DATA TO PROCESS —
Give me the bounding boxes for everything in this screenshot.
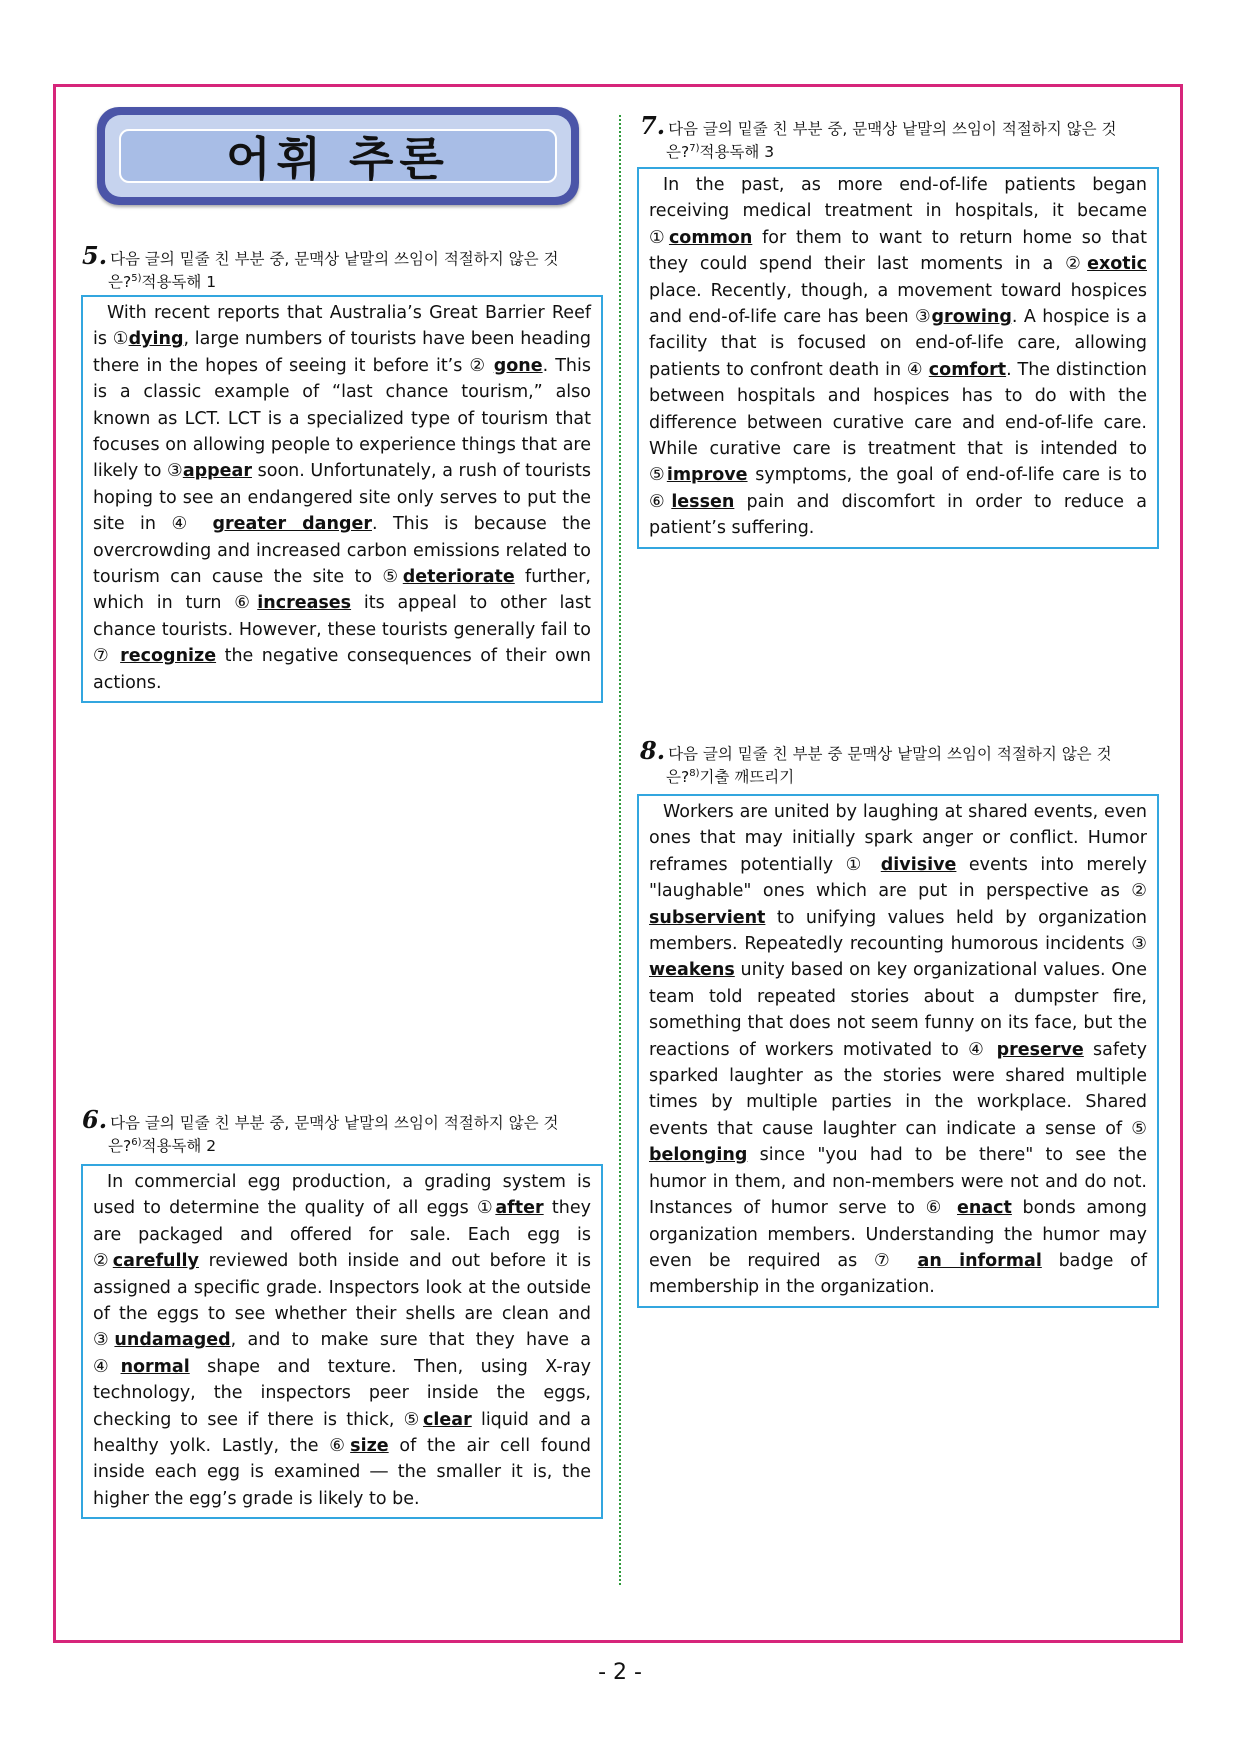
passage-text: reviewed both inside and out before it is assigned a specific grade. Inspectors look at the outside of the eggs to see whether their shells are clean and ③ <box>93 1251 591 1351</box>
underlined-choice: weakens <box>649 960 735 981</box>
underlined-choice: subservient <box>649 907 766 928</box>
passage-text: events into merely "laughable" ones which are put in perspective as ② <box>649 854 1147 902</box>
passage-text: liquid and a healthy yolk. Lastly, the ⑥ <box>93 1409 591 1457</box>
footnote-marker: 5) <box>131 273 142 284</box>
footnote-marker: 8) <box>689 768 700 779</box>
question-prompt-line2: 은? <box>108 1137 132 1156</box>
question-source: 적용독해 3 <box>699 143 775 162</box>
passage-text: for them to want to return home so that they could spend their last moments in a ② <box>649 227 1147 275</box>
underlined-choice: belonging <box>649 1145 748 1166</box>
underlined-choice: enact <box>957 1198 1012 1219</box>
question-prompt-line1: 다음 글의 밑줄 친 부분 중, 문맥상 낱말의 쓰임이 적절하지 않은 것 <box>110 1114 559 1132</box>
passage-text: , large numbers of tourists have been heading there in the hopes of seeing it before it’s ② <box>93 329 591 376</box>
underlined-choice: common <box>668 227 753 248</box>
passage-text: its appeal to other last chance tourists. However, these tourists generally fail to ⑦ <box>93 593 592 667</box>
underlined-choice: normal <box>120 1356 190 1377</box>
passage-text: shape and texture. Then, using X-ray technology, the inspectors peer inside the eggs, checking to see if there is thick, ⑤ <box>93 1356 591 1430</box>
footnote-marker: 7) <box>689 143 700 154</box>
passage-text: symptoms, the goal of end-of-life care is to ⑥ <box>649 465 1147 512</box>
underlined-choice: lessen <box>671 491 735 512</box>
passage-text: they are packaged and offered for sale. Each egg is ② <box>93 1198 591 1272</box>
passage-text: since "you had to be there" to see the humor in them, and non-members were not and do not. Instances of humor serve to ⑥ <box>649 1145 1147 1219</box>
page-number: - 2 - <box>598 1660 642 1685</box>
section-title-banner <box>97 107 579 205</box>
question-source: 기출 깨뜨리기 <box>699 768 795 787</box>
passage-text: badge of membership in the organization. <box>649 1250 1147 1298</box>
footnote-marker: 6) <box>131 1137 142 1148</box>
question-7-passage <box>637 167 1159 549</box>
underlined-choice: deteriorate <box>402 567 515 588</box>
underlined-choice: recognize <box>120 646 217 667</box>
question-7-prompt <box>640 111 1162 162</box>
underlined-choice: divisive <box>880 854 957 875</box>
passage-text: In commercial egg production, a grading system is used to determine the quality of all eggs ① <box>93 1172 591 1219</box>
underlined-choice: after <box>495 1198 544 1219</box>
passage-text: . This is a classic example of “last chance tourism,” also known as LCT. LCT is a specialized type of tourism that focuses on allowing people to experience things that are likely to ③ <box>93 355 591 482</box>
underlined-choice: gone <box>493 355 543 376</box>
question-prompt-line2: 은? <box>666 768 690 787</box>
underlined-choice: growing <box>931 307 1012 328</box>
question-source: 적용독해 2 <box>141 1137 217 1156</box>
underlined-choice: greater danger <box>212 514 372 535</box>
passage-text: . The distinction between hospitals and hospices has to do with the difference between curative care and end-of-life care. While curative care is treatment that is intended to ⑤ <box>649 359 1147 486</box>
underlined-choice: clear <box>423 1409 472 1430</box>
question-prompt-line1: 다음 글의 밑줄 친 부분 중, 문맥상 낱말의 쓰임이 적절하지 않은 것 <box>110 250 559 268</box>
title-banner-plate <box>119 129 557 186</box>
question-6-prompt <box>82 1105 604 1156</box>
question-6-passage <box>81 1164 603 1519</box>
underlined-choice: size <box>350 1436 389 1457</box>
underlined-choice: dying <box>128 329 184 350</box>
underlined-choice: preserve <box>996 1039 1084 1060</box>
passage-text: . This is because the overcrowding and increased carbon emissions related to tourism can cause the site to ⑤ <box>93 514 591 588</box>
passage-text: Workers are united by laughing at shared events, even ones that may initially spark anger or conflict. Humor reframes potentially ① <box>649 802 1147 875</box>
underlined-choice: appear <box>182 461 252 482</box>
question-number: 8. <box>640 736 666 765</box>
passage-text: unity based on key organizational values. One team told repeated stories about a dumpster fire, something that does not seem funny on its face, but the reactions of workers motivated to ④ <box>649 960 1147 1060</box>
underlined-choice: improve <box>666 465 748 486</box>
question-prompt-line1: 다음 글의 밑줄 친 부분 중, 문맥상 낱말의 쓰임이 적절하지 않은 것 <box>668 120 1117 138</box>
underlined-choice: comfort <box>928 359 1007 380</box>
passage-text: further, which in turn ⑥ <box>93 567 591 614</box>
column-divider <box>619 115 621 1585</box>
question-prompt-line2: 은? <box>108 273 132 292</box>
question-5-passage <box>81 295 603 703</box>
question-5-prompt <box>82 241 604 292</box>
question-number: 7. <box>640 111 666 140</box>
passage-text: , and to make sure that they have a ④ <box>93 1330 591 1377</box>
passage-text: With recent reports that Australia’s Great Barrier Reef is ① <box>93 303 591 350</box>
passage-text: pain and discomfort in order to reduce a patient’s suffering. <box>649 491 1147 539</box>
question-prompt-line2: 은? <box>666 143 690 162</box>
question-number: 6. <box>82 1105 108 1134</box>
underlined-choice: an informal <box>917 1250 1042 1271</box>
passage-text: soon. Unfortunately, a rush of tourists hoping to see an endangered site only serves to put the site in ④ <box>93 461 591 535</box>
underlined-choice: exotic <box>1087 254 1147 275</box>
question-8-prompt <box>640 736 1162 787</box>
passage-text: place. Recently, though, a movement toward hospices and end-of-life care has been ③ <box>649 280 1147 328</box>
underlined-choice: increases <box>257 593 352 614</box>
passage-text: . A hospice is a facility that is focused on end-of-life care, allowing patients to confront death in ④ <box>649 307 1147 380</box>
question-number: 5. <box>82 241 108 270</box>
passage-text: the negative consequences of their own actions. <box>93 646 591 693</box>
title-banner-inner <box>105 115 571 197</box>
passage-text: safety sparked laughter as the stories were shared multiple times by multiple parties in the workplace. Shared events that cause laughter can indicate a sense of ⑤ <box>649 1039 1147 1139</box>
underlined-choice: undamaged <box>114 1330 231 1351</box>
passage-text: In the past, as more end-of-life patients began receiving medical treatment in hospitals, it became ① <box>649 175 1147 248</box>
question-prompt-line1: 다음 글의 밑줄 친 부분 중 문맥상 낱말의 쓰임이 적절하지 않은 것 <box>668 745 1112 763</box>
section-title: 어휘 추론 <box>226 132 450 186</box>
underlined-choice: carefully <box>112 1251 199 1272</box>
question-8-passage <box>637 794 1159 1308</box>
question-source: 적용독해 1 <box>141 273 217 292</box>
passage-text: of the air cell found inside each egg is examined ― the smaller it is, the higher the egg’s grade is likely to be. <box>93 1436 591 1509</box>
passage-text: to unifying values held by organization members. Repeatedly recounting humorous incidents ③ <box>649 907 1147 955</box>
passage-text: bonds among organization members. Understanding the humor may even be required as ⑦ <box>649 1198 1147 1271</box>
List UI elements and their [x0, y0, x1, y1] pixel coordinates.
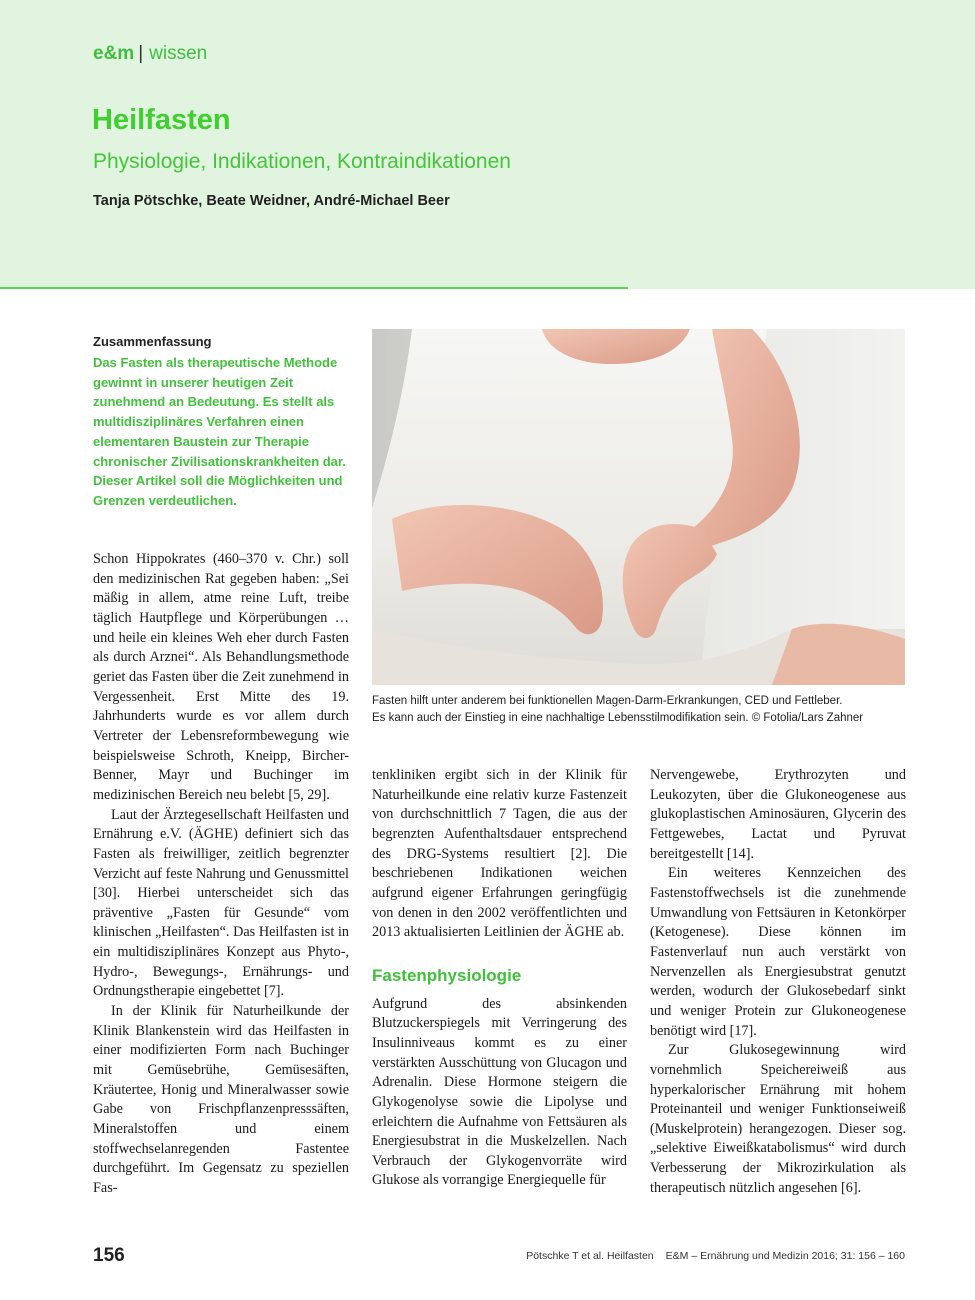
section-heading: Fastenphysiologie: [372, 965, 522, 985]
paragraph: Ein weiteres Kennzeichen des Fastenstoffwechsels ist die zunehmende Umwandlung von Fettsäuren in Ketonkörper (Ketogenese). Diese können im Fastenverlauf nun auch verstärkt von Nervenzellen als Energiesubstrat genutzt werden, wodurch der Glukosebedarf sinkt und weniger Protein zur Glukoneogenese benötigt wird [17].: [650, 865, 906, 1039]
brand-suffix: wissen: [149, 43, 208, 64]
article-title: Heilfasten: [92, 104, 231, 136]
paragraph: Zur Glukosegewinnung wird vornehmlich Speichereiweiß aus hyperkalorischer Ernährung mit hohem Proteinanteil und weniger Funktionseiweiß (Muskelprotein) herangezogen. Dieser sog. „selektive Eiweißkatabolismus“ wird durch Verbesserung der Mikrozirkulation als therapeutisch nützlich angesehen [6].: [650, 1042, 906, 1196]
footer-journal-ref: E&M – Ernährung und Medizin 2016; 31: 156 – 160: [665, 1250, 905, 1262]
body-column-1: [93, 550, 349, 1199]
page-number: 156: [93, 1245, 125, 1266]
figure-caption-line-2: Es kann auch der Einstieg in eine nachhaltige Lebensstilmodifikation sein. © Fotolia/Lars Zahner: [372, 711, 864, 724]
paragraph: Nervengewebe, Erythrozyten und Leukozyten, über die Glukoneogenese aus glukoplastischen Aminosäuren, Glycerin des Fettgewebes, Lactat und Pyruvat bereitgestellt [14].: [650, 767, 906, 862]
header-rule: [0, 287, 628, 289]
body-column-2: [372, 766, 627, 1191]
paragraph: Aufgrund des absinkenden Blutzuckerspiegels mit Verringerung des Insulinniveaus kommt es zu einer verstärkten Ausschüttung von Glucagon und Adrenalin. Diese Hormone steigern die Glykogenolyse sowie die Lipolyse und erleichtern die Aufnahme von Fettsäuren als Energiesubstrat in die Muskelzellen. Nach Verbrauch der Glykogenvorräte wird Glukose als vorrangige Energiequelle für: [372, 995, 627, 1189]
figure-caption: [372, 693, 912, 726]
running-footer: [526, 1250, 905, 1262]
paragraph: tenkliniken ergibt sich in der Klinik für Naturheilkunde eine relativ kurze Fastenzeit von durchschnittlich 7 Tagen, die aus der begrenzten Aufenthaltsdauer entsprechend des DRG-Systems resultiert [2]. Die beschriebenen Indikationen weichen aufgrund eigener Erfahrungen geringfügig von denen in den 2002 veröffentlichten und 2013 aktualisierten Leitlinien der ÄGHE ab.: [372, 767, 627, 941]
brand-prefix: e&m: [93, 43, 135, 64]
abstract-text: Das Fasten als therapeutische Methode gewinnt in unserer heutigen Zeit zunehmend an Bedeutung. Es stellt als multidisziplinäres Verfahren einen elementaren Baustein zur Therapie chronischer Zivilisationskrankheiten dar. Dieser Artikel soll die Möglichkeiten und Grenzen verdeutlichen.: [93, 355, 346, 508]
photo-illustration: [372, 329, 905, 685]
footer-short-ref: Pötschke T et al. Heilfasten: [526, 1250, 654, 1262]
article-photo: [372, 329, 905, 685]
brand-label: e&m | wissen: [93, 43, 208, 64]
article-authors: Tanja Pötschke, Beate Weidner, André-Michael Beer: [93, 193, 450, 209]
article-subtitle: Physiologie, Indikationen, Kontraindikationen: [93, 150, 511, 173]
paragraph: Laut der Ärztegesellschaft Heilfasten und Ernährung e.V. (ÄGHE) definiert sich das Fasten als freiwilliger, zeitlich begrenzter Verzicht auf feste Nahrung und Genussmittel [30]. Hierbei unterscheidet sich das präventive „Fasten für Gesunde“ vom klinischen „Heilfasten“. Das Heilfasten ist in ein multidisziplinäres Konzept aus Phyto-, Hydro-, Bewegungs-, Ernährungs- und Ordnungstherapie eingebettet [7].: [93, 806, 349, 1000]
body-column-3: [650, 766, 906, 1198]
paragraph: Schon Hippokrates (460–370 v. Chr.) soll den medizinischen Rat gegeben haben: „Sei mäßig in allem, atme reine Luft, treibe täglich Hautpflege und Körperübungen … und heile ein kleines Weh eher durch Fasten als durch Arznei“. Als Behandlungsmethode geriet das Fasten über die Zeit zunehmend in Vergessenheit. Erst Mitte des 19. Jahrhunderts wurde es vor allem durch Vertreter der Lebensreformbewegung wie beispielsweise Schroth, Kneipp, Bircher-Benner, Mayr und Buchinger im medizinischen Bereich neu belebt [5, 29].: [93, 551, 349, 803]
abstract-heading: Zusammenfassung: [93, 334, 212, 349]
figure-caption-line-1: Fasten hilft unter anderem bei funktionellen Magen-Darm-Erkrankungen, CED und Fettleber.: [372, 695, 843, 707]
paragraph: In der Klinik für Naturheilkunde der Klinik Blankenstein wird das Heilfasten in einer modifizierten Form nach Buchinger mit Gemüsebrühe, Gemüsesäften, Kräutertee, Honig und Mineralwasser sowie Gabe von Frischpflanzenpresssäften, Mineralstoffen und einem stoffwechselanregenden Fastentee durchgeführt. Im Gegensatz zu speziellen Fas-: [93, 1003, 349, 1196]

WORK ORDER — Copy each line of the listing above that contains the word "einer".

RESPONSE AREA —
paragraph: Aufgrund des absinkenden Blutzuckerspiegels mit Verringerung des Insulinniveaus kommt es zu einer verstärkten Ausschüttung von Glucagon und Adrenalin. Diese Hormone steigern die Glykogenolyse sowie die Lipolyse und erleichtern die Aufnahme von Fettsäuren als Energiesubstrat in die Muskelzellen. Nach Verbrauch der Glykogenvorräte wird Glukose als vorrangige Energiequelle für: [372, 995, 627, 1189]
paragraph: In der Klinik für Naturheilkunde der Klinik Blankenstein wird das Heilfasten in einer modifizierten Form nach Buchinger mit Gemüsebrühe, Gemüsesäften, Kräutertee, Honig und Mineralwasser sowie Gabe von Frischpflanzenpresssäften, Mineralstoffen und einem stoffwechselanregenden Fastentee durchgeführt. Im Gegensatz zu speziellen Fas-: [93, 1003, 349, 1196]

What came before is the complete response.